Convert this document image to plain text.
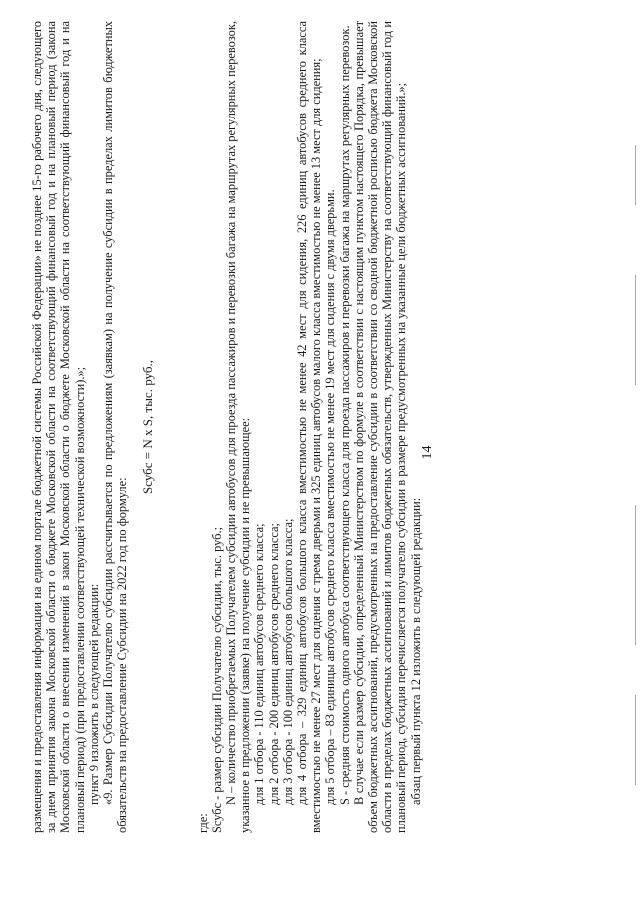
14

размещения и предоставления информации на едином портале бюджетной системы Российской Федерации» не позднее 15-го рабочего дня, следующего за днем принятия закона Московской области о бюджете Московской области на соответствующий финансовый год и на плановый период (закона Московской области о внесении изменений в закон Московской области о бюджете Московской области на соответствующий финансовый год и на плановый период) (при предоставлении соответствующей технической возможности).»; пункт 9 изложить в следующей редакции: «9. Размер Субсидии Получателю субсидии рассчитывается по предложениям (заявкам) на получение субсидии в пределах лимитов бюджетных обязательств на предоставление Субсидии на 2022 год по формуле:

Sсубс = N x S, тыс. руб.,

где: Sсубс - размер субсидии Получателю субсидии, тыс. руб.; N – количество приобретаемых Получателем субсидии автобусов для проезда пассажиров и перевозки багажа на маршрутах регулярных перевозок, указанное в предложении (заявке) на получение субсидии и не превышающее: для 1 отбора - 110 единиц автобусов среднего класса; для 2 отбора - 200 единиц автобусов среднего класса; для 3 отбора - 100 единиц автобусов большого класса; для 4 отбора – 329 единиц автобусов большого класса вместимостью не менее 42 мест для сидения, 226 единиц автобусов среднего класса вместимостью не менее 27 мест для сидения с тремя дверьми и 325 единиц автобусов малого класса вместимостью не менее 13 мест для сидения; для 5 отбора – 83 единицы автобусов среднего класса вместимостью не менее 19 мест для сидения с двумя дверьми. S - средняя стоимость одного автобуса соответствующего класса для проезда пассажиров и перевозки багажа на маршрутах регулярных перевозок. В случае если размер субсидии, определенный Министерством по формуле в соответствии с настоящим пунктом настоящего Порядка, превышает объем бюджетных ассигнований, предусмотренных на предоставление субсидии в соответствии со сводной бюджетной росписью бюджета Московской области в пределах бюджетных ассигнований и лимитов бюджетных обязательств, утвержденных Министерству на соответствующий финансовый год и плановый период, субсидия перечисляется получателю субсидии в размере предусмотренных на указанные цели бюджетных ассигнований.»; абзац первый пункта 12 изложить в следующей редакции:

· · · · · · ·

- WHAT IS EXPECTED
Leave out the pictures and copy the rest of the material above exactly.

- ANSWER TO THIS PROBLEM
Convert this document image to plain text.
14

размещения и предоставления информации на едином портале бюджетной системы Российской Федерации» не позднее 15-го рабочего дня, следующего за днем принятия закона Московской области о бюджете Московской области на соответствующий финансовый год и на плановый период (закона Московской области о внесении изменений в закон Московской области о бюджете Московской области на соответствующий финансовый год и на плановый период) (при предоставлении соответствующей технической возможности).»; пункт 9 изложить в следующей редакции: «9. Размер Субсидии Получателю субсидии рассчитывается по предложениям (заявкам) на получение субсидии в пределах лимитов бюджетных обязательств на предоставление Субсидии на 2022 год по формуле:

Sсубс = N x S, тыс. руб.,

где: Sсубс - размер субсидии Получателю субсидии, тыс. руб.; N – количество приобретаемых Получателем субсидии автобусов для проезда пассажиров и перевозки багажа на маршрутах регулярных перевозок, указанное в предложении (заявке) на получение субсидии и не превышающее: для 1 отбора - 110 единиц автобусов среднего класса; для 2 отбора - 200 единиц автобусов среднего класса; для 3 отбора - 100 единиц автобусов большого класса; для 4 отбора – 329 единиц автобусов большого класса вместимостью не менее 42 мест для сидения, 226 единиц автобусов среднего класса вместимостью не менее 27 мест для сидения с тремя дверьми и 325 единиц автобусов малого класса вместимостью не менее 13 мест для сидения; для 5 отбора – 83 единицы автобусов среднего класса вместимостью не менее 19 мест для сидения с двумя дверьми. S - средняя стоимость одного автобуса соответствующего класса для проезда пассажиров и перевозки багажа на маршрутах регулярных перевозок. В случае если размер субсидии, определенный Министерством по формуле в соответствии с настоящим пунктом настоящего Порядка, превышает объем бюджетных ассигнований, предусмотренных на предоставление субсидии в соответствии со сводной бюджетной росписью бюджета Московской области в пределах бюджетных ассигнований и лимитов бюджетных обязательств, утвержденных Министерству на соответствующий финансовый год и плановый период, субсидия перечисляется получателю субсидии в размере предусмотренных на указанные цели бюджетных ассигнований.»; абзац первый пункта 12 изложить в следующей редакции:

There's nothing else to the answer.